Records contained in a dataset:
begin

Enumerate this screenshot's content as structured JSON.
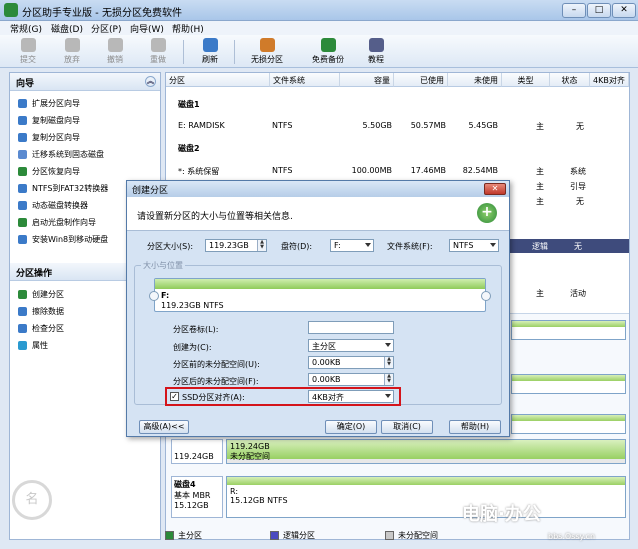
{
  "window": {
    "title": "分区助手专业版 - 无损分区免费软件",
    "minimize": "–",
    "restore": "□",
    "close": "✕"
  },
  "menu": [
    "常规(G)",
    "磁盘(D)",
    "分区(P)",
    "向导(W)",
    "帮助(H)"
  ],
  "toolbar": [
    {
      "label": "提交",
      "icon": "commit-icon",
      "enabled": false
    },
    {
      "label": "放弃",
      "icon": "discard-icon",
      "enabled": false
    },
    {
      "label": "撤销",
      "icon": "undo-icon",
      "enabled": false
    },
    {
      "label": "重做",
      "icon": "redo-icon",
      "enabled": false
    },
    {
      "label": "刷新",
      "icon": "refresh-icon",
      "enabled": true
    },
    {
      "label": "无损分区",
      "icon": "lossless-partition-icon",
      "enabled": true
    },
    {
      "label": "免费备份",
      "icon": "free-backup-icon",
      "enabled": true
    },
    {
      "label": "教程",
      "icon": "tutorial-icon",
      "enabled": true
    }
  ],
  "sidebar": {
    "wizard_title": "向导",
    "wizard_items": [
      "扩展分区向导",
      "复制磁盘向导",
      "复制分区向导",
      "迁移系统到固态磁盘",
      "分区恢复向导",
      "NTFS到FAT32转换器",
      "动态磁盘转换器",
      "启动光盘制作向导",
      "安装Win8到移动硬盘"
    ],
    "ops_title": "分区操作",
    "ops_items": [
      "创建分区",
      "擦除数据",
      "检查分区",
      "属性"
    ],
    "logo_text": "名"
  },
  "table": {
    "columns": [
      "分区",
      "文件系统",
      "容量",
      "已使用",
      "未使用",
      "类型",
      "状态",
      "4KB对齐"
    ],
    "disk1_label": "磁盘1",
    "disk1_rows": [
      {
        "name": "E: RAMDISK",
        "fs": "NTFS",
        "cap": "5.50GB",
        "used": "50.57MB",
        "free": "5.45GB",
        "type": "主",
        "status": "无"
      }
    ],
    "disk2_label": "磁盘2",
    "disk2_rows": [
      {
        "name": "*: 系统保留",
        "fs": "NTFS",
        "cap": "100.00MB",
        "used": "17.46MB",
        "free": "82.54MB",
        "type": "主",
        "status": "系统"
      }
    ],
    "partial_rows": [
      {
        "type": "主",
        "status": "引导"
      },
      {
        "type": "主",
        "status": "无"
      },
      {
        "type": "逻辑",
        "status": "无"
      },
      {
        "type": "主",
        "status": "活动"
      }
    ]
  },
  "diskmap": {
    "unalloc_size": "119.24GB",
    "unalloc_bar_size": "119.24GB",
    "unalloc_bar_label": "未分配空间",
    "disk4_name": "磁盘4",
    "disk4_type": "基本 MBR",
    "disk4_size": "15.12GB",
    "disk4_part_name": "R:",
    "disk4_part_info": "15.12GB NTFS"
  },
  "legend": {
    "primary": "主分区",
    "logical": "逻辑分区",
    "unalloc": "未分配空间"
  },
  "colors": {
    "primary": "#2c8a3a",
    "logical": "#4a4ac0",
    "unalloc": "#c8c8c8",
    "accent_red": "#d4141a",
    "bar_green": "#8fcb5a"
  },
  "dialog": {
    "title": "创建分区",
    "close": "✕",
    "description": "请设置新分区的大小与位置等相关信息.",
    "size_label": "分区大小(S):",
    "size_value": "119.23GB",
    "drive_label": "盘符(D):",
    "drive_value": "F:",
    "fs_label": "文件系统(F):",
    "fs_value": "NTFS",
    "group_title": "大小与位置",
    "bar_drive": "F:",
    "bar_info": "119.23GB NTFS",
    "volume_label": "分区卷标(L):",
    "volume_value": "",
    "create_as_label": "创建为(C):",
    "create_as_value": "主分区",
    "before_label": "分区前的未分配空间(U):",
    "before_value": "0.00KB",
    "after_label": "分区后的未分配空间(F):",
    "after_value": "0.00KB",
    "ssd_label": "SSD分区对齐(A):",
    "ssd_value": "4KB对齐",
    "ssd_checked": "✓",
    "advanced_button": "高级(A)<<",
    "ok_button": "确定(O)",
    "cancel_button": "取消(C)",
    "help_button": "帮助(H)"
  },
  "watermark": {
    "brand": "电脑·办公",
    "site": "bbs.Ossy.cn"
  }
}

end

Omit every picture, and otherwise quote the entries exactly.

Enumerate this screenshot's content as structured JSON.
{
  "window": {
    "title": "分区助手专业版 - 无损分区免费软件",
    "minimize": "–",
    "restore": "□",
    "close": "✕"
  },
  "menu": [
    "常规(G)",
    "磁盘(D)",
    "分区(P)",
    "向导(W)",
    "帮助(H)"
  ],
  "toolbar": [
    {
      "label": "提交",
      "icon": "commit-icon",
      "enabled": false
    },
    {
      "label": "放弃",
      "icon": "discard-icon",
      "enabled": false
    },
    {
      "label": "撤销",
      "icon": "undo-icon",
      "enabled": false
    },
    {
      "label": "重做",
      "icon": "redo-icon",
      "enabled": false
    },
    {
      "label": "刷新",
      "icon": "refresh-icon",
      "enabled": true
    },
    {
      "label": "无损分区",
      "icon": "lossless-partition-icon",
      "enabled": true
    },
    {
      "label": "免费备份",
      "icon": "free-backup-icon",
      "enabled": true
    },
    {
      "label": "教程",
      "icon": "tutorial-icon",
      "enabled": true
    }
  ],
  "sidebar": {
    "wizard_title": "向导",
    "wizard_items": [
      "扩展分区向导",
      "复制磁盘向导",
      "复制分区向导",
      "迁移系统到固态磁盘",
      "分区恢复向导",
      "NTFS到FAT32转换器",
      "动态磁盘转换器",
      "启动光盘制作向导",
      "安装Win8到移动硬盘"
    ],
    "ops_title": "分区操作",
    "ops_items": [
      "创建分区",
      "擦除数据",
      "检查分区",
      "属性"
    ],
    "logo_text": "名"
  },
  "table": {
    "columns": [
      "分区",
      "文件系统",
      "容量",
      "已使用",
      "未使用",
      "类型",
      "状态",
      "4KB对齐"
    ],
    "disk1_label": "磁盘1",
    "disk1_rows": [
      {
        "name": "E: RAMDISK",
        "fs": "NTFS",
        "cap": "5.50GB",
        "used": "50.57MB",
        "free": "5.45GB",
        "type": "主",
        "status": "无"
      }
    ],
    "disk2_label": "磁盘2",
    "disk2_rows": [
      {
        "name": "*: 系统保留",
        "fs": "NTFS",
        "cap": "100.00MB",
        "used": "17.46MB",
        "free": "82.54MB",
        "type": "主",
        "status": "系统"
      }
    ],
    "partial_rows": [
      {
        "type": "主",
        "status": "引导"
      },
      {
        "type": "主",
        "status": "无"
      },
      {
        "type": "逻辑",
        "status": "无"
      },
      {
        "type": "主",
        "status": "活动"
      }
    ]
  },
  "diskmap": {
    "unalloc_size": "119.24GB",
    "unalloc_bar_size": "119.24GB",
    "unalloc_bar_label": "未分配空间",
    "disk4_name": "磁盘4",
    "disk4_type": "基本 MBR",
    "disk4_size": "15.12GB",
    "disk4_part_name": "R:",
    "disk4_part_info": "15.12GB NTFS"
  },
  "legend": {
    "primary": "主分区",
    "logical": "逻辑分区",
    "unalloc": "未分配空间"
  },
  "colors": {
    "primary": "#2c8a3a",
    "logical": "#4a4ac0",
    "unalloc": "#c8c8c8",
    "accent_red": "#d4141a",
    "bar_green": "#8fcb5a"
  },
  "dialog": {
    "title": "创建分区",
    "close": "✕",
    "description": "请设置新分区的大小与位置等相关信息.",
    "size_label": "分区大小(S):",
    "size_value": "119.23GB",
    "drive_label": "盘符(D):",
    "drive_value": "F:",
    "fs_label": "文件系统(F):",
    "fs_value": "NTFS",
    "group_title": "大小与位置",
    "bar_drive": "F:",
    "bar_info": "119.23GB NTFS",
    "volume_label": "分区卷标(L):",
    "volume_value": "",
    "create_as_label": "创建为(C):",
    "create_as_value": "主分区",
    "before_label": "分区前的未分配空间(U):",
    "before_value": "0.00KB",
    "after_label": "分区后的未分配空间(F):",
    "after_value": "0.00KB",
    "ssd_label": "SSD分区对齐(A):",
    "ssd_value": "4KB对齐",
    "ssd_checked": "✓",
    "advanced_button": "高级(A)<<",
    "ok_button": "确定(O)",
    "cancel_button": "取消(C)",
    "help_button": "帮助(H)"
  },
  "watermark": {
    "brand": "电脑·办公",
    "site": "bbs.Ossy.cn"
  }
}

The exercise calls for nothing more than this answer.